__Dataset content__.
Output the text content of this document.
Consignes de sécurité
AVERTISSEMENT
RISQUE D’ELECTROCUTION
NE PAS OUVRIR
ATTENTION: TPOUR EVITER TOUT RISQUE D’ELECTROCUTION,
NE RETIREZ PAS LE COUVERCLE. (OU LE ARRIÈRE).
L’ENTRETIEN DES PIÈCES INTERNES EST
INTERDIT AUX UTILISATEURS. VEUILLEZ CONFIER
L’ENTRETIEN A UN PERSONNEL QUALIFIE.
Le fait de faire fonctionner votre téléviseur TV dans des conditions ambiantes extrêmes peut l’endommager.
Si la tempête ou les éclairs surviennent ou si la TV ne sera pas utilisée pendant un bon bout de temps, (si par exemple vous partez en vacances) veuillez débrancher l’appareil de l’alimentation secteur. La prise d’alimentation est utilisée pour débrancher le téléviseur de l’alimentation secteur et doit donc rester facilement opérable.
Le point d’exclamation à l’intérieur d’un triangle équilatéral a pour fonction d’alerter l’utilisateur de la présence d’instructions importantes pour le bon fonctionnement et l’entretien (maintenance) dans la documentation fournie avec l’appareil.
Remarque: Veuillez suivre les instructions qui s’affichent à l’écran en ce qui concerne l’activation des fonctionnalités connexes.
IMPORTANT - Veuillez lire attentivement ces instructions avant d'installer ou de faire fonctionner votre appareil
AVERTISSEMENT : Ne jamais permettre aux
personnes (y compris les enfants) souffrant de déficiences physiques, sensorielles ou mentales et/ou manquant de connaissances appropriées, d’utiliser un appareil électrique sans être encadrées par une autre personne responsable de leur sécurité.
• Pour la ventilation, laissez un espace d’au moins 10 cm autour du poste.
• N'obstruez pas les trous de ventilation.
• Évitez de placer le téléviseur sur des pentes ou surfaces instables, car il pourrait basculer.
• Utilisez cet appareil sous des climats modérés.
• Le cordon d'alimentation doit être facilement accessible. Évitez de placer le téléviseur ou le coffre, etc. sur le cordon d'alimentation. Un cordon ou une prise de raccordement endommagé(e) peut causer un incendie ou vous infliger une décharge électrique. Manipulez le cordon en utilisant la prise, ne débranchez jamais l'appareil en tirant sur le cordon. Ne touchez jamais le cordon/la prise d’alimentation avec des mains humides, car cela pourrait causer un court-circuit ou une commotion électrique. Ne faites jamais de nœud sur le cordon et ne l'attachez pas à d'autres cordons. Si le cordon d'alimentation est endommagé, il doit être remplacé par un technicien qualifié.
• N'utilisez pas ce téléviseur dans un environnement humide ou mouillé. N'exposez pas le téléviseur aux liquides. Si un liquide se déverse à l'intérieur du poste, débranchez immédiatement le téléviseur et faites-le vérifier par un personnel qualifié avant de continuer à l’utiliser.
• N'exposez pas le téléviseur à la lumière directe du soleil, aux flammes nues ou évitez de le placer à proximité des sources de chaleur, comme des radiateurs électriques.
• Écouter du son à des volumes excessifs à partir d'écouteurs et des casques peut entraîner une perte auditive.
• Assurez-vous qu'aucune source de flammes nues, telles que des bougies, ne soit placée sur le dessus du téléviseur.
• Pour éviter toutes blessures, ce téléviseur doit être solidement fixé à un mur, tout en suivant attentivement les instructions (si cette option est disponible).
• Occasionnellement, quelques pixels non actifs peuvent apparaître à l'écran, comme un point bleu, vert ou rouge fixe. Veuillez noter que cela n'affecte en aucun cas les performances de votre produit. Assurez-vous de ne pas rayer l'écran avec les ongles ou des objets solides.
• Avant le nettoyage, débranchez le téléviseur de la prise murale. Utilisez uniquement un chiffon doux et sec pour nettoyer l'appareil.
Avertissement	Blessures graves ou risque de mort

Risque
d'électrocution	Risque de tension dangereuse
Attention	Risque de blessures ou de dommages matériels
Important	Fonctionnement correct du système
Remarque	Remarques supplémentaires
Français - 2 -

__Instructions to follow__. Go through the entries above and pull out each line with "Assurez" in it.

__Output for this task__.
• Assurez-vous qu'aucune source de flammes nues, telles que des bougies, ne soit placée sur le dessus du téléviseur.
• Occasionnellement, quelques pixels non actifs peuvent apparaître à l'écran, comme un point bleu, vert ou rouge fixe. Veuillez noter que cela n'affecte en aucun cas les performances de votre produit. Assurez-vous de ne pas rayer l'écran avec les ongles ou des objets solides.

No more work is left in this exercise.